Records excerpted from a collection

• • • • • • •

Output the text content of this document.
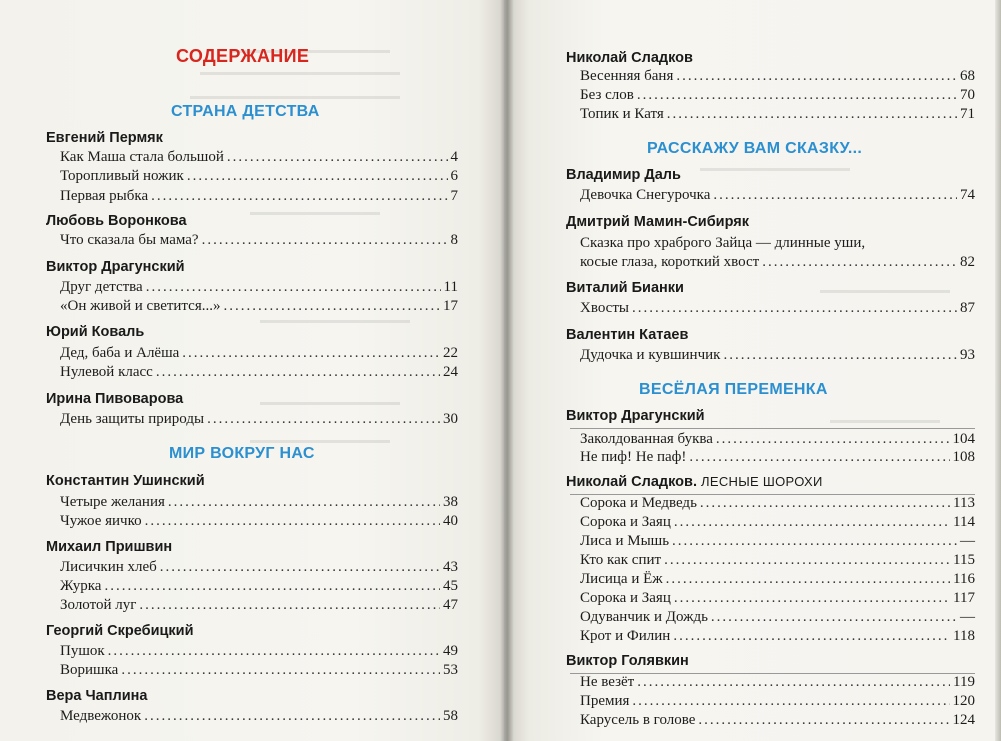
СОДЕРЖАНИЕ
СТРАНА ДЕТСТВА
Евгений Пермяк
Как Маша стала большой .....	4
Торопливый ножик .....	6
Первая рыбка .....	7
Любовь Воронкова
Что сказала бы мама? .....	8
Виктор Драгунский
Друг детства .....	11
«Он живой и светится...» .....	17
Юрий Коваль
Дед, баба и Алёша .....	22
Нулевой класс .....	24
Ирина Пивоварова
День защиты природы .....	30
МИР ВОКРУГ НАС
Константин Ушинский
Четыре желания .....	38
Чужое яичко .....	40
Михаил Пришвин
Лисичкин хлеб .....	43
Журка .....	45
Золотой луг .....	47
Георгий Скребицкий
Пушок .....	49
Воришка .....	53
Вера Чаплина
Медвежонок .....	58
Николай Сладков
Весенняя баня .....	68
Без слов .....	70
Топик и Катя .....	71
РАССКАЖУ ВАМ СКАЗКУ...
Владимир Даль
Девочка Снегурочка .....	74
Дмитрий Мамин-Сибиряк
Сказка про храброго Зайца — длинные уши,
косые глаза, короткий хвост .....	82
Виталий Бианки
Хвосты .....	87
Валентин Катаев
Дудочка и кувшинчик .....	93
ВЕСЁЛАЯ ПЕРЕМЕНКА
Виктор Драгунский
Заколдованная буква .....	104
Не пиф! Не паф! .....	108
Николай Сладков. ЛЕСНЫЕ ШОРОХИ
Сорока и Медведь .....	113
Сорока и Заяц .....	114
Лиса и Мышь .....	—
Кто как спит .....	115
Лисица и Ёж .....	116
Сорока и Заяц .....	117
Одуванчик и Дождь .....	—
Крот и Филин .....	118
Виктор Голявкин
Не везёт .....	119
Премия .....	120
Карусель в голове .....	124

• • • • • • •

**JOB:** Extract all lines containing the word "Сладков".

**TASK RESULT:**
Николай Сладков
Николай Сладков. ЛЕСНЫЕ ШОРОХИ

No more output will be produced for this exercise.